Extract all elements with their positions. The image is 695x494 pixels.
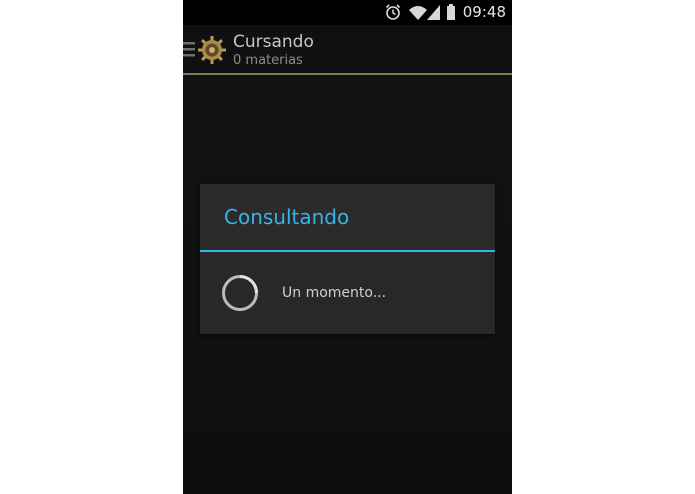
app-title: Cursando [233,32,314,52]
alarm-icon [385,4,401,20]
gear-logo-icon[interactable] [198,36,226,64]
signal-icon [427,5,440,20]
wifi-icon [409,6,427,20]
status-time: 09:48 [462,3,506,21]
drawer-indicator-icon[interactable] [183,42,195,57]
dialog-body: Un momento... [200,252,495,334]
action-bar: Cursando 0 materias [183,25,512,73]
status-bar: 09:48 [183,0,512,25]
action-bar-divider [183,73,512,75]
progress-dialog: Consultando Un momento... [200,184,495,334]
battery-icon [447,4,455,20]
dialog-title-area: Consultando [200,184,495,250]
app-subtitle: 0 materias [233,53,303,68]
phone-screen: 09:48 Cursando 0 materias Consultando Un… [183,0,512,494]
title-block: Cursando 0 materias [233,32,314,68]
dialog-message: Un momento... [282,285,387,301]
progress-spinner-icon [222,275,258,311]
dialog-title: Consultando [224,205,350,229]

GOAL: Can you rewrite every item above with "Consultando" replaced by "Cargando", changing nothing else and leaving out the pictures?

FINAL RESULT:
Extract all elements with their positions. The image is 695x494 pixels.
app-title: Cursando [233,32,314,52]
alarm-icon [385,4,401,20]
gear-logo-icon[interactable] [198,36,226,64]
signal-icon [427,5,440,20]
wifi-icon [409,6,427,20]
status-time: 09:48 [462,3,506,21]
drawer-indicator-icon[interactable] [183,42,195,57]
dialog-body: Un momento... [200,252,495,334]
action-bar: Cursando 0 materias [183,25,512,73]
status-bar: 09:48 [183,0,512,25]
action-bar-divider [183,73,512,75]
progress-dialog: Cargando Un momento... [200,184,495,334]
battery-icon [447,4,455,20]
dialog-title-area: Cargando [200,184,495,250]
app-subtitle: 0 materias [233,53,303,68]
phone-screen: 09:48 Cursando 0 materias Cargando Un… [183,0,512,494]
title-block: Cursando 0 materias [233,32,314,68]
dialog-message: Un momento... [282,285,387,301]
progress-spinner-icon [222,275,258,311]
dialog-title: Cargando [224,205,350,229]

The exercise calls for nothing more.